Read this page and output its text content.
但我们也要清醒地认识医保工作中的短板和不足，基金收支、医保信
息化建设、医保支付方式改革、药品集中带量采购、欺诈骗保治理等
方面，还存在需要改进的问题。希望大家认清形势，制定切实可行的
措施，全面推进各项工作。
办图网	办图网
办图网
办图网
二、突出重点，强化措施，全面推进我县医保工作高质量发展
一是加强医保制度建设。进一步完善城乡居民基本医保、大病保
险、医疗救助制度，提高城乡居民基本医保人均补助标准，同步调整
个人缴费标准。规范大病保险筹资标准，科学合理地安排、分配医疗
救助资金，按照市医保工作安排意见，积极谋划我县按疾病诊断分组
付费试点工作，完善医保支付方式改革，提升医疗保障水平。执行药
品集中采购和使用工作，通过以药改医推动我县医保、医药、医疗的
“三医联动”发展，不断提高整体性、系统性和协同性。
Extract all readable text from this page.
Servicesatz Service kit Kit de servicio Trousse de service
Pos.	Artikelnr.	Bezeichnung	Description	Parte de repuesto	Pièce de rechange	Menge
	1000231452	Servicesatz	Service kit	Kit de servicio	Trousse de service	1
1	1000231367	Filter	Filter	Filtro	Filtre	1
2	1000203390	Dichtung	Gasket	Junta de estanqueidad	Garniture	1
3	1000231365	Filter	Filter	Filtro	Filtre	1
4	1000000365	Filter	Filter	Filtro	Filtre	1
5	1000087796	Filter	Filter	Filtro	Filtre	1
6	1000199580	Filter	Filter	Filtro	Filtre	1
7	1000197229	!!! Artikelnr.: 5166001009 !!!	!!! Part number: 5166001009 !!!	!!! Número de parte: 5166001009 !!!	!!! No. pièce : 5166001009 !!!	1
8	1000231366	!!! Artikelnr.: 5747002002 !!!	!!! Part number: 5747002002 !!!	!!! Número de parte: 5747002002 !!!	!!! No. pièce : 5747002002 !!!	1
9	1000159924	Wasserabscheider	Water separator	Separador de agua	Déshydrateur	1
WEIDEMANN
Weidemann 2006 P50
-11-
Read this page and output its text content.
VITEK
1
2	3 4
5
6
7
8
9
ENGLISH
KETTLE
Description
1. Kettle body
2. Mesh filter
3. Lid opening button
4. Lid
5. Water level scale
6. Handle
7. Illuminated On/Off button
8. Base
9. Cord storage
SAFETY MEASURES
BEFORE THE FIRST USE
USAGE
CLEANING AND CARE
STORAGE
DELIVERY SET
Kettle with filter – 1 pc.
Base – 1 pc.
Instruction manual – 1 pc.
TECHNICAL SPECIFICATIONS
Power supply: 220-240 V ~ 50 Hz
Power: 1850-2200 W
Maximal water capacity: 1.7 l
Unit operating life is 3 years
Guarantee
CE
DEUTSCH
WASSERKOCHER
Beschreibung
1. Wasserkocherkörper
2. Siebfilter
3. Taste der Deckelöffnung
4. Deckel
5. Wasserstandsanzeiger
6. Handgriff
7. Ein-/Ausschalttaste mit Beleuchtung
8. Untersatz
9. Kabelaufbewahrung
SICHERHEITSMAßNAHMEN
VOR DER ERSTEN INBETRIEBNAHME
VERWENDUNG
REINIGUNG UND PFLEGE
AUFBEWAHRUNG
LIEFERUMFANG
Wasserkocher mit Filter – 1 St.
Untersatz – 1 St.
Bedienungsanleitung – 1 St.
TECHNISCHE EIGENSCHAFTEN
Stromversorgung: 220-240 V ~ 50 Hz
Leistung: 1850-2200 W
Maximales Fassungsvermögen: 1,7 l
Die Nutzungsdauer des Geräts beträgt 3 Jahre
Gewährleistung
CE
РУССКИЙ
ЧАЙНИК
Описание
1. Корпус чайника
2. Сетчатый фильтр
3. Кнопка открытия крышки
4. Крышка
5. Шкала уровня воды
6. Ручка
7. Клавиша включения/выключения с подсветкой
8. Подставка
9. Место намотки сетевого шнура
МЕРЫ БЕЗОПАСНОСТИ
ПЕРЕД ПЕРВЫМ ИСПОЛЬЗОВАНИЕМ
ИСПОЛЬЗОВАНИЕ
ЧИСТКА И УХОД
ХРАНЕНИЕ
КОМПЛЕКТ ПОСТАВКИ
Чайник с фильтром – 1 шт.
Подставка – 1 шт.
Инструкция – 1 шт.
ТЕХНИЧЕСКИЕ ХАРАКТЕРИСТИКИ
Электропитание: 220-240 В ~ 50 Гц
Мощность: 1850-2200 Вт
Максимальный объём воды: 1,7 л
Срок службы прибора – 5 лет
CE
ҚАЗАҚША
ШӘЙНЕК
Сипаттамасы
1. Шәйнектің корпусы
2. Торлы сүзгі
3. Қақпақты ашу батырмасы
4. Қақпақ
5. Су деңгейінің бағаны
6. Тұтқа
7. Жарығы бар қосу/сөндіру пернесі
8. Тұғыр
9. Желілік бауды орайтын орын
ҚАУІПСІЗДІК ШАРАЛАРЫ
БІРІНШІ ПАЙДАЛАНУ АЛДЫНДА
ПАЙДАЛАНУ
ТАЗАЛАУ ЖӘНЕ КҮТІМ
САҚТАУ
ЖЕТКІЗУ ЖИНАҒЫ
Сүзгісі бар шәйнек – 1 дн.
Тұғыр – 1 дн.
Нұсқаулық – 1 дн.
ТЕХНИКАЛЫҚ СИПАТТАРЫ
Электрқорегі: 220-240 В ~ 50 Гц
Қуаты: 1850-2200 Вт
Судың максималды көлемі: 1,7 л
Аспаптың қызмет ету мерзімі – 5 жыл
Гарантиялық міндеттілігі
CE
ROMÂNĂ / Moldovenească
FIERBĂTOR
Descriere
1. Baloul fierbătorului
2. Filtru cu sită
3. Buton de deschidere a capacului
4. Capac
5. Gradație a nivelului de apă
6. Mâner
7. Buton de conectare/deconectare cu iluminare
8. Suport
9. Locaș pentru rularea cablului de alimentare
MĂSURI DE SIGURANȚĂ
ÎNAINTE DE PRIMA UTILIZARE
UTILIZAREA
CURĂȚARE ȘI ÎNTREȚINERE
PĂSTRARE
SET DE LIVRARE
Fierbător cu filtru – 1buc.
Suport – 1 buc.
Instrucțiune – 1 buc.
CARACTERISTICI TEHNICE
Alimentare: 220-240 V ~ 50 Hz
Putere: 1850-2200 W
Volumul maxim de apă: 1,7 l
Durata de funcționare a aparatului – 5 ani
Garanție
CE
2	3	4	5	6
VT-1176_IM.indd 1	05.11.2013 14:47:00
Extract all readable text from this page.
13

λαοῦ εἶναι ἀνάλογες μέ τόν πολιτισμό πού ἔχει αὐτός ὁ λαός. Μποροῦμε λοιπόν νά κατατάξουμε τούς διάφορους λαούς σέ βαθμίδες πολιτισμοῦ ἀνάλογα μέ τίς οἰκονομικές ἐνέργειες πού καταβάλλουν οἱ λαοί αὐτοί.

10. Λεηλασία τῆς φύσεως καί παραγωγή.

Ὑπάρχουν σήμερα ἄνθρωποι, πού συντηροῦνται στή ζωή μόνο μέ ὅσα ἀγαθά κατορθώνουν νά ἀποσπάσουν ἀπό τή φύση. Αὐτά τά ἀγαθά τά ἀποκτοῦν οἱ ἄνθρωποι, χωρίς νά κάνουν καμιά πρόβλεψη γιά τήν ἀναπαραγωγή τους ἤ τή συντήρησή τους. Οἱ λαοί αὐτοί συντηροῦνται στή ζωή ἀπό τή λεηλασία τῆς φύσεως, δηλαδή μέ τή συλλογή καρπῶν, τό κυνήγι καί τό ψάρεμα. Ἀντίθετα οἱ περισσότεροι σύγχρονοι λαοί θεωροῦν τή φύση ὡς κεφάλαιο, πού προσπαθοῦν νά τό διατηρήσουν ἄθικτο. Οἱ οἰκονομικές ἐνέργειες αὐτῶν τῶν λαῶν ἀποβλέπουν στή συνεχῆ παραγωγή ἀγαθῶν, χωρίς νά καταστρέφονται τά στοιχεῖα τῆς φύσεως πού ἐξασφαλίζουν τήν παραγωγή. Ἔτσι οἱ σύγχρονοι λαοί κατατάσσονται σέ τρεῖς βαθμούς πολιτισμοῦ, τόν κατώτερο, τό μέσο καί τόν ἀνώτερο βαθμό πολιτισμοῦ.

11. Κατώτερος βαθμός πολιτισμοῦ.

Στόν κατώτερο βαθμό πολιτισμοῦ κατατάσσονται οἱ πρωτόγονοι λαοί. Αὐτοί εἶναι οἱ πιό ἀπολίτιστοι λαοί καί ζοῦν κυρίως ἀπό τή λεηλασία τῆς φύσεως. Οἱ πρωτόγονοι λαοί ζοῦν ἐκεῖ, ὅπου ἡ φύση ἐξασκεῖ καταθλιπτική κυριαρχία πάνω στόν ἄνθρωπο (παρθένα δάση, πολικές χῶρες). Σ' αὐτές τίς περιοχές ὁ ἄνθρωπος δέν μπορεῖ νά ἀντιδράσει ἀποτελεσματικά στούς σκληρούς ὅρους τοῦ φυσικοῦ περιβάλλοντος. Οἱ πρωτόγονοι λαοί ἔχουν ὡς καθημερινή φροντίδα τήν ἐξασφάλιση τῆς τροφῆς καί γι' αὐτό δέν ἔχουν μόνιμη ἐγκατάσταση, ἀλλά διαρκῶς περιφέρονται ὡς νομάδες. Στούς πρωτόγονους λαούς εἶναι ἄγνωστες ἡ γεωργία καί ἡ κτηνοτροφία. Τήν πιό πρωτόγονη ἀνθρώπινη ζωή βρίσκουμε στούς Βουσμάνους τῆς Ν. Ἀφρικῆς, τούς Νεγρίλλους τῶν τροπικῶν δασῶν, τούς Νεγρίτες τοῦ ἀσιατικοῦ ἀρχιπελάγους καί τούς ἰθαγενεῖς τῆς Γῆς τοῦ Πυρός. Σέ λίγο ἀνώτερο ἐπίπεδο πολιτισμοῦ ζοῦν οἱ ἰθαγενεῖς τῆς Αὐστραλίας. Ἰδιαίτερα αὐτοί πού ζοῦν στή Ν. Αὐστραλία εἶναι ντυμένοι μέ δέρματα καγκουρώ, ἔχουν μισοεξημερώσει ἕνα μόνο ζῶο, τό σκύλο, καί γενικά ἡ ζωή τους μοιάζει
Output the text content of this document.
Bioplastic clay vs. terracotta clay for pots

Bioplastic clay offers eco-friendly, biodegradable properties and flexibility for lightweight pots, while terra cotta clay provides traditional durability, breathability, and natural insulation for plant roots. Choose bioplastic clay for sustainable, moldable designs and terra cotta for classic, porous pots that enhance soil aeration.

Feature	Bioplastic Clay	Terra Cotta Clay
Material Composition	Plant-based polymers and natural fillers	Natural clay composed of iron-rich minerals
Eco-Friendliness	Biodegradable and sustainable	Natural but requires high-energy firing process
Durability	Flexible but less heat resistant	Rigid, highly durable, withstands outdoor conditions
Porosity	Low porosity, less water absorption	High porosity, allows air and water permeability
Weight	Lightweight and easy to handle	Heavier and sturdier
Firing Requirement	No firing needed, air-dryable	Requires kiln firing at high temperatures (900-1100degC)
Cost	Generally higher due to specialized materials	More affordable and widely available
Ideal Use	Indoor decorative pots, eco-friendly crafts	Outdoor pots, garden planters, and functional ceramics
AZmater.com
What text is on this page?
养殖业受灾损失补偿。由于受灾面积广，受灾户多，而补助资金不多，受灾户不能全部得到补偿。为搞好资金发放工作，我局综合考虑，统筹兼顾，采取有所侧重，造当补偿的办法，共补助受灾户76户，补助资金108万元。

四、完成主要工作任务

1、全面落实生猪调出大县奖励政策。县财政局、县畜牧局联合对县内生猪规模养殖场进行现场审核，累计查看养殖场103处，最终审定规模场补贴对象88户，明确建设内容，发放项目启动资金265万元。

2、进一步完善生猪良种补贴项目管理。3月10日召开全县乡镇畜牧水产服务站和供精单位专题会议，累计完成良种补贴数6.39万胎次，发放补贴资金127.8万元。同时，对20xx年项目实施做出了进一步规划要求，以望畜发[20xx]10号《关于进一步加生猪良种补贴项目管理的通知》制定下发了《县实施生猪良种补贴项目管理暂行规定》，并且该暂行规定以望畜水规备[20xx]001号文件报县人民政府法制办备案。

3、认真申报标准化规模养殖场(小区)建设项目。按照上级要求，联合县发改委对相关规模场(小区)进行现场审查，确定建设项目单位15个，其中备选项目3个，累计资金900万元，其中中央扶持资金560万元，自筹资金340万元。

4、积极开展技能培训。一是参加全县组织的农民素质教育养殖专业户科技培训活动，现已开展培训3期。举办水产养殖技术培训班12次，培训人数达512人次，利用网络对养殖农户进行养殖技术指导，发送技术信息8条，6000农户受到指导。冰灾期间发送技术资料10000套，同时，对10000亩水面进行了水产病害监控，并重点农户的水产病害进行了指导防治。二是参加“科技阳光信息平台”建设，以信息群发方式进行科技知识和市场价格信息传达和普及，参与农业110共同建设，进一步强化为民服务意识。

::::::::::

*Exercise requirements*. Extract all lines that hold the word "ἐνέργειες".

*Task result*.
λαοῦ εἶναι ἀνάλογες μέ τόν πολιτισμό πού ἔχει αὐτός ὁ λαός. Μποροῦμε λοιπόν νά κατατάξουμε τούς διάφορους λαούς σέ βαθμίδες πολιτισμοῦ ἀνάλογα μέ τίς οἰκονομικές ἐνέργειες πού καταβάλλουν οἱ λαοί αὐτοί.
Ὑπάρχουν σήμερα ἄνθρωποι, πού συντηροῦνται στή ζωή μόνο μέ ὅσα ἀγαθά κατορθώνουν νά ἀποσπάσουν ἀπό τή φύση. Αὐτά τά ἀγαθά τά ἀποκτοῦν οἱ ἄνθρωποι, χωρίς νά κάνουν καμιά πρόβλεψη γιά τήν ἀναπαραγωγή τους ἤ τή συντήρησή τους. Οἱ λαοί αὐτοί συντηροῦνται στή ζωή ἀπό τή λεηλασία τῆς φύσεως, δηλαδή μέ τή συλλογή καρπῶν, τό κυνήγι καί τό ψάρεμα. Ἀντίθετα οἱ περισσότεροι σύγχρονοι λαοί θεωροῦν τή φύση ὡς κεφάλαιο, πού προσπαθοῦν νά τό διατηρήσουν ἄθικτο. Οἱ οἰκονομικές ἐνέργειες αὐτῶν τῶν λαῶν ἀποβλέπουν στή συνεχῆ παραγωγή ἀγαθῶν, χωρίς νά καταστρέφονται τά στοιχεῖα τῆς φύσεως πού ἐξασφαλίζουν τήν παραγωγή. Ἔτσι οἱ σύγχρονοι λαοί κατατάσσονται σέ τρεῖς βαθμούς πολιτισμοῦ, τόν κατώτερο, τό μέσο καί τόν ἀνώτερο βαθμό πολιτισμοῦ.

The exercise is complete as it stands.